## Requirements
• a. Name every forum user other than mailee who posted a reply in the nesting-tables thread.
• b. From the nesting-tables thread, return the stretch from "You will notice" through "around the edge.", copied character for character.

## Source document

# Nesting cousins



## mailee (Nov 11, 2005)

I made a start today on one of the three nest of tables which will match the Tv unit I have recently finished. I am afraid I have no WIP photos as yet but thought you might want to see the dry fit as far as I have got with it. 
You will notice I have kept with the cove detail around the apron and legs although the legs look a little lighter than the TV unit. The top has the same detail around the edge. 
I decided to attach the top with buttons as you will see but on reflection think I may use pocket hole screws to give more depth underneath for the next table top. 
Of course if anyone has any better suggestions it may help.


----------



## mailee (Nov 11, 2005)

Well I got back in the worshop today and had a very productive day again. I started on the second table and got it finished:
So I thought I would carry on a little longer and got the third table almost completed.
Ignore the piece of timber under the feet as it was just there to hold them up for the photo. I decided to attach the top at the front edge with biscuits and use buttons for the rear and sides to allow for movement. Of course nothing is glued up yet so hence the timber under the feet. I still have the aprons on the small table to put the moulding on and a lower front rail for the small table which I forgot! Duh! Should get some more done tomorrow with any luck.


----------



## dovetail_65 (Jan 22, 2008)

Perfect fit! Nice job!


----------



## xplorx4 (Dec 1, 2008)

I like that, really nice job,What is the finish.


----------



## mailee (Nov 11, 2005)

These are only dry fitted at the moment xplorx4, I shall give them a good sanding first and then they will be given a coat of Antique pine varnish to match the TV cabinet I recently built. I will of course post pictures of the finished items.


----------



## locoboy (Sep 7, 2008)

Mailee,
Nice job and skillfully made.
Is the timber seasoned or not?
You may experience a bit of warpage if its not, and that not what you want on any small table, let alone ones that nest!

colin


----------



## jjciesla (Oct 20, 2007)

They look great Mailee!!


----------



## Ralph Barker (Dec 15, 2008)

They look nice and sturdy, and the design works nicely with the pine.


----------



## bobj3 (Jan 17, 2006)

NIce job mailee

They look almost the same as Norm A. made 

Nest of Tables - Item #0712
http://www.newyankee.com/getproduct.php?0712

===========





mailee said:


> Well I got back in the worshop today and had a very productive day again. I started on the second table and got it finished:
> So I thought I would carry on a little longer and got the third table almost completed.
> Ignore the piece of timber under the feet as it was just there to hold them up for the photo. I decided to attach the top at the front edge with biscuits and use buttons for the rear and sides to allow for movement. Of course nothing is glued up yet so hence the timber under the feet. I still have the aprons on the small table to put the moulding on and a lower front rail for the small table which I forgot! Duh! Should get some more done tomorrow with any luck.


----------



## mailee (Nov 11, 2005)

I have spent the last couple of days finishing the tables and finally have them done. I am now letting the glue set to hold the front part of the top on. then it is a quick clean up and on to the customer. Now it is back on to the bedroom suite.


----------



## mailee (Nov 11, 2005)

*Ready for delivery*

Here are the tables now they are cleaned up and ready for delivery.


----------

## Raw data
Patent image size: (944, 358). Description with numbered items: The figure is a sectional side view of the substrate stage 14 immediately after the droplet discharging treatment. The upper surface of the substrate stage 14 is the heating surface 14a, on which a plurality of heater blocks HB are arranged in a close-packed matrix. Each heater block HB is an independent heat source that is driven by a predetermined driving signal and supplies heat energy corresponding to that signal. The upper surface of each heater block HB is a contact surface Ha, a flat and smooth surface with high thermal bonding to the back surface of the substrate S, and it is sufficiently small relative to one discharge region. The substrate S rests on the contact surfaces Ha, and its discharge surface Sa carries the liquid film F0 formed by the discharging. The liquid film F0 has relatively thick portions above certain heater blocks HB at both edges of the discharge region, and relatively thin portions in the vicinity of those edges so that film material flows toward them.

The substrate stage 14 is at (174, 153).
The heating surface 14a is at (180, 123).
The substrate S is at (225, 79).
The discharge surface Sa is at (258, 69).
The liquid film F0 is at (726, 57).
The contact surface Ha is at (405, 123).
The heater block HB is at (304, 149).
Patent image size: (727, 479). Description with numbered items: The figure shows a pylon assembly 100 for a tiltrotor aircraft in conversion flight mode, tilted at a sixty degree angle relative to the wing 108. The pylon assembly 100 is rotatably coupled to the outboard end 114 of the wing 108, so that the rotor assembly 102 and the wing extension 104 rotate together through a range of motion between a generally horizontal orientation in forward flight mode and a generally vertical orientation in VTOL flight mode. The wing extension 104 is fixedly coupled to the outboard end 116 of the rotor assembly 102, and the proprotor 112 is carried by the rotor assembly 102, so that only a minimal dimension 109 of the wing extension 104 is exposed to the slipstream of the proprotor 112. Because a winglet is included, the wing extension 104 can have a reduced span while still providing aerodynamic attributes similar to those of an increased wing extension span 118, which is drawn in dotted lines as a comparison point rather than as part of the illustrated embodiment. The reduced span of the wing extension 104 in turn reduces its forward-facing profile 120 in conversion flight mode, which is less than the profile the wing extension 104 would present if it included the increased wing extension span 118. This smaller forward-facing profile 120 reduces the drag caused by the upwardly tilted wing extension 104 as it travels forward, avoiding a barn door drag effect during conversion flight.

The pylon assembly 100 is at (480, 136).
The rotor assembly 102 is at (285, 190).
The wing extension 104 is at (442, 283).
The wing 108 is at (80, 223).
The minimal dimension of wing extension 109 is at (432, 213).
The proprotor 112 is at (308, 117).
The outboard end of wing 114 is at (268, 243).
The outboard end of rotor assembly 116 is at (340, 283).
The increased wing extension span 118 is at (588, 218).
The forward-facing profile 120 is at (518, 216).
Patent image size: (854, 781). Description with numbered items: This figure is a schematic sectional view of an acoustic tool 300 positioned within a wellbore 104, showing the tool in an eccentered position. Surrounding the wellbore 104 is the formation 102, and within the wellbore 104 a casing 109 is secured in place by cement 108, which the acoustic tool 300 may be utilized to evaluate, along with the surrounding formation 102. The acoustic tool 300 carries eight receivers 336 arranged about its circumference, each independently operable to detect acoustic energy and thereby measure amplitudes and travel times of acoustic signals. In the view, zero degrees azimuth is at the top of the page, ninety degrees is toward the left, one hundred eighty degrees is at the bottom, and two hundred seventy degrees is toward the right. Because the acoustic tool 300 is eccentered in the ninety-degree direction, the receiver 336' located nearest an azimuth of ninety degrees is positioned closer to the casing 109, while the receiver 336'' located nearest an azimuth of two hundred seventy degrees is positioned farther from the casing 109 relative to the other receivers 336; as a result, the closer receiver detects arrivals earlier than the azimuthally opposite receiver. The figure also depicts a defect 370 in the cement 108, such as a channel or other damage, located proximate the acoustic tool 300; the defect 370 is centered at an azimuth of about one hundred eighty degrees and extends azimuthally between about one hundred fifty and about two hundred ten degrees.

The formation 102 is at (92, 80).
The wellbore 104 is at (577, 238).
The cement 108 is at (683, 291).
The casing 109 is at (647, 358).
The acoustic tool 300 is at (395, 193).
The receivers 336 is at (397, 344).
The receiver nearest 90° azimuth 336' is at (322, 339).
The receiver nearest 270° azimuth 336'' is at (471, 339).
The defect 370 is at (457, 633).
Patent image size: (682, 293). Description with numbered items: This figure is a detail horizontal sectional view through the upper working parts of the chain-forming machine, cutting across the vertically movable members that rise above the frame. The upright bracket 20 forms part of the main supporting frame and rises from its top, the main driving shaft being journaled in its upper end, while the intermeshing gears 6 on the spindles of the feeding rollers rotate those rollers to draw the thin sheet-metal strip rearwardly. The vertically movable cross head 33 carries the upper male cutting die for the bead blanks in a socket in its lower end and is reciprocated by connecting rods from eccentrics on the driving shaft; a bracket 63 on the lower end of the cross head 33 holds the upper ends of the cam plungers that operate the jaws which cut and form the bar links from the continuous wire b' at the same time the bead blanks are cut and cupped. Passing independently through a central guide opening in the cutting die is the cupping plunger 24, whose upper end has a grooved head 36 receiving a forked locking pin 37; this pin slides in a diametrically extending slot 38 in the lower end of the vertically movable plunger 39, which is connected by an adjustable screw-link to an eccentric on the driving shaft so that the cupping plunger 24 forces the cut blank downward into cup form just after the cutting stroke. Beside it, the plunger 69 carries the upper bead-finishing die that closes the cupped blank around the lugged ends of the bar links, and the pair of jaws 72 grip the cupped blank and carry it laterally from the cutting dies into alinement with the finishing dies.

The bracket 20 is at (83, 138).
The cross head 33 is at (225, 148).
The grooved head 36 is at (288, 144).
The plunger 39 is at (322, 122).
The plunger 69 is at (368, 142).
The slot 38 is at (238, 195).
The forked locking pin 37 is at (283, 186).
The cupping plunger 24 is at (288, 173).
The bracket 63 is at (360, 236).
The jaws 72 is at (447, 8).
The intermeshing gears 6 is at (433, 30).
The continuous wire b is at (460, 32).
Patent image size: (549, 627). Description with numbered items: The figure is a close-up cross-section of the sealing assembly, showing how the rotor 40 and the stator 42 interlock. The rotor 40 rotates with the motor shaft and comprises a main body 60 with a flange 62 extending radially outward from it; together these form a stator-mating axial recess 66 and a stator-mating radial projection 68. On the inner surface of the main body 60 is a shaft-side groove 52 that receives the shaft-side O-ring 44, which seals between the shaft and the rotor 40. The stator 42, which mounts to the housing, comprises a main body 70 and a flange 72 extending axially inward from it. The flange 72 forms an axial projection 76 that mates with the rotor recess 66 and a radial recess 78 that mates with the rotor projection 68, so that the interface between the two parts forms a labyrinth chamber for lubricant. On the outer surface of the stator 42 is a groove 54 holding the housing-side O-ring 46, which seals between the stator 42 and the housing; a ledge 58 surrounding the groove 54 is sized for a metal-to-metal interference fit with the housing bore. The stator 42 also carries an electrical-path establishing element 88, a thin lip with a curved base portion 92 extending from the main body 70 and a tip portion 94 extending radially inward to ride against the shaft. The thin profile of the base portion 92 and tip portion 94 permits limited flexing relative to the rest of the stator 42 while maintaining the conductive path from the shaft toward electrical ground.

## Per-task outputs
• a. dovetail_65, xplorx4, locoboy, jjciesla, Ralph Barker, bobj3

• b.
You will notice I have kept with the cove detail around the apron and legs although the legs look a little lighter than the TV unit. The top has the same detail around the edge.